OBJECTIVE>
How many lines of the data include the string "label"? State the number and nothing else.

PROVIDED DATA>
++++++++

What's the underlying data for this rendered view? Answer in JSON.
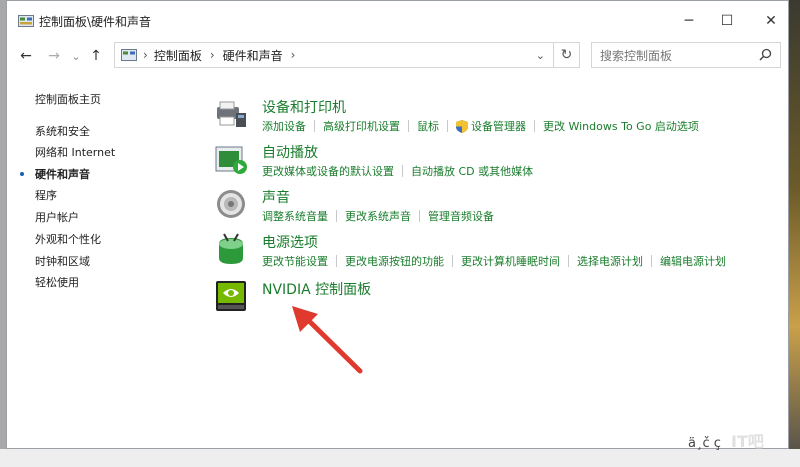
{
  "window": {
    "title": "控制面板\\硬件和声音",
    "minimize": "─",
    "maximize": "☐",
    "close": "✕"
  },
  "nav": {
    "back": "←",
    "forward": "→",
    "dropdown": "⌄",
    "up": "↑",
    "breadcrumb": [
      "控制面板",
      "硬件和声音"
    ],
    "breadcrumb_sep": "›",
    "refresh": "↻",
    "search_placeholder": "搜索控制面板"
  },
  "sidebar": {
    "items": [
      {
        "label": "控制面板主页"
      },
      {
        "label": "系统和安全"
      },
      {
        "label": "网络和 Internet"
      },
      {
        "label": "硬件和声音"
      },
      {
        "label": "程序"
      },
      {
        "label": "用户帐户"
      },
      {
        "label": "外观和个性化"
      },
      {
        "label": "时钟和区域"
      },
      {
        "label": "轻松使用"
      }
    ]
  },
  "categories": [
    {
      "title": "设备和打印机",
      "icon": "printer-icon",
      "links": [
        "添加设备",
        "高级打印机设置",
        "鼠标",
        "设备管理器",
        "更改 Windows To Go 启动选项"
      ]
    },
    {
      "title": "自动播放",
      "icon": "autoplay-icon",
      "links": [
        "更改媒体或设备的默认设置",
        "自动播放 CD 或其他媒体"
      ]
    },
    {
      "title": "声音",
      "icon": "speaker-icon",
      "links": [
        "调整系统音量",
        "更改系统声音",
        "管理音频设备"
      ]
    },
    {
      "title": "电源选项",
      "icon": "battery-icon",
      "links": [
        "更改节能设置",
        "更改电源按钮的功能",
        "更改计算机睡眠时间",
        "选择电源计划",
        "编辑电源计划"
      ]
    },
    {
      "title": "NVIDIA 控制面板",
      "icon": "nvidia-icon",
      "links": []
    }
  ],
  "watermark": {
    "text": "ä¸č ç",
    "logo": "IT吧"
  },
  "colors": {
    "link": "#1a7d2d",
    "arrow": "#e03a2f",
    "accent": "#1a5fb4"
  }
}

++++++++

RESULT FOR THIS TASK>
9